Short task:
Reproduce the full listing that appears beneath this instruction exactly.

Exercise input:
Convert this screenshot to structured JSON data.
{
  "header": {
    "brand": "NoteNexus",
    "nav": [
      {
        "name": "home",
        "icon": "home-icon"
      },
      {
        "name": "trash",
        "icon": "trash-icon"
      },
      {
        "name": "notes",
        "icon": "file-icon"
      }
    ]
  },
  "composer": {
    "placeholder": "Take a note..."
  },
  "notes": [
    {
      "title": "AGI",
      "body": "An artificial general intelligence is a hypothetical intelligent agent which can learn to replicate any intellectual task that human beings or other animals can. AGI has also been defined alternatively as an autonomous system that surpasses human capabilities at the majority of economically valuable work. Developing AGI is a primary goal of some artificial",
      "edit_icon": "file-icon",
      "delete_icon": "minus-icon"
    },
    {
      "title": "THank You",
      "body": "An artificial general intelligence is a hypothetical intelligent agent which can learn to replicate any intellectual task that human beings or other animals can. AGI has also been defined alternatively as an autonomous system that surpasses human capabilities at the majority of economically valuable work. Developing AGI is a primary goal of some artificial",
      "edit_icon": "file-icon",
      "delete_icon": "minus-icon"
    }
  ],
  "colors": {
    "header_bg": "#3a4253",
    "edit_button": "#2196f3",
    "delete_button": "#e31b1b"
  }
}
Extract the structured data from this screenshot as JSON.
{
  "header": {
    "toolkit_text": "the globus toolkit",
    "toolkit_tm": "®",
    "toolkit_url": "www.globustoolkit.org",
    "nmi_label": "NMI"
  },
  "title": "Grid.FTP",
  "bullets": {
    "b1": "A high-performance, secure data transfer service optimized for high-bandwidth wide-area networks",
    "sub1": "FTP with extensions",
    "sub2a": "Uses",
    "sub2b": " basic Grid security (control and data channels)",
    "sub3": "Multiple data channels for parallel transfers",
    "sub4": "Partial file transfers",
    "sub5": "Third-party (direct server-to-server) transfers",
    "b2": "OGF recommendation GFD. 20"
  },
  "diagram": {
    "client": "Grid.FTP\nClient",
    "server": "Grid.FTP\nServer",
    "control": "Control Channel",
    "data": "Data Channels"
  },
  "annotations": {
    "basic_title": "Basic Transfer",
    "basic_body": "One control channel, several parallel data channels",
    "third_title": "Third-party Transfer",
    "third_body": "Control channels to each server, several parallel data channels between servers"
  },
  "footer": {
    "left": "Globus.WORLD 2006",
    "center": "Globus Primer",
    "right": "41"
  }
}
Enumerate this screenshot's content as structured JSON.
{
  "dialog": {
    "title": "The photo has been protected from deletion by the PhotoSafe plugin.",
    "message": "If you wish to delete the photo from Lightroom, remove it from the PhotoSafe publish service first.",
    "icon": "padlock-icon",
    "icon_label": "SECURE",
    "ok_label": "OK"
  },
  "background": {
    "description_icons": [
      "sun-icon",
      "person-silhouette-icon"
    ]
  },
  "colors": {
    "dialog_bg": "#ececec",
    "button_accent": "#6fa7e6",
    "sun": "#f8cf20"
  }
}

The answer:
Convert this screenshot to structured JSON data.
{
  "header": {
    "brand": "NoteNexus",
    "nav": [
      {
        "name": "home",
        "icon": "home-icon"
      },
      {
        "name": "trash",
        "icon": "trash-icon"
      },
      {
        "name": "notes",
        "icon": "file-icon"
      }
    ]
  },
  "composer": {
    "placeholder": "Take a note..."
  },
  "notes": [
    {
      "title": "AGI",
      "body": "An artificial general intelligence is a hypothetical intelligent agent which can learn to replicate any intellectual task that human beings or other animals can. AGI has also been defined alternatively as an autonomous system that surpasses human capabilities at the majority of economically valuable work. Developing AGI is a primary goal of some artificial",
      "edit_icon": "file-icon",
      "delete_icon": "minus-icon"
    },
    {
      "title": "THank You",
      "body": "An artificial general intelligence is a hypothetical intelligent agent which can learn to replicate any intellectual task that human beings or other animals can. AGI has also been defined alternatively as an autonomous system that surpasses human capabilities at the majority of economically valuable work. Developing AGI is a primary goal of some artificial",
      "edit_icon": "file-icon",
      "delete_icon": "minus-icon"
    }
  ],
  "colors": {
    "header_bg": "#3a4253",
    "edit_button": "#2196f3",
    "delete_button": "#e31b1b"
  }
}
Extract the structured data from this screenshot as JSON.
{
  "header": {
    "toolkit_text": "the globus toolkit",
    "toolkit_tm": "®",
    "toolkit_url": "www.globustoolkit.org",
    "nmi_label": "NMI"
  },
  "title": "Grid.FTP",
  "bullets": {
    "b1": "A high-performance, secure data transfer service optimized for high-bandwidth wide-area networks",
    "sub1": "FTP with extensions",
    "sub2a": "Uses",
    "sub2b": " basic Grid security (control and data channels)",
    "sub3": "Multiple data channels for parallel transfers",
    "sub4": "Partial file transfers",
    "sub5": "Third-party (direct server-to-server) transfers",
    "b2": "OGF recommendation GFD. 20"
  },
  "diagram": {
    "client": "Grid.FTP\nClient",
    "server": "Grid.FTP\nServer",
    "control": "Control Channel",
    "data": "Data Channels"
  },
  "annotations": {
    "basic_title": "Basic Transfer",
    "basic_body": "One control channel, several parallel data channels",
    "third_title": "Third-party Transfer",
    "third_body": "Control channels to each server, several parallel data channels between servers"
  },
  "footer": {
    "left": "Globus.WORLD 2006",
    "center": "Globus Primer",
    "right": "41"
  }
}
Enumerate this screenshot's content as structured JSON.
{
  "dialog": {
    "title": "The photo has been protected from deletion by the PhotoSafe plugin.",
    "message": "If you wish to delete the photo from Lightroom, remove it from the PhotoSafe publish service first.",
    "icon": "padlock-icon",
    "icon_label": "SECURE",
    "ok_label": "OK"
  },
  "background": {
    "description_icons": [
      "sun-icon",
      "person-silhouette-icon"
    ]
  },
  "colors": {
    "dialog_bg": "#ececec",
    "button_accent": "#6fa7e6",
    "sun": "#f8cf20"
  }
}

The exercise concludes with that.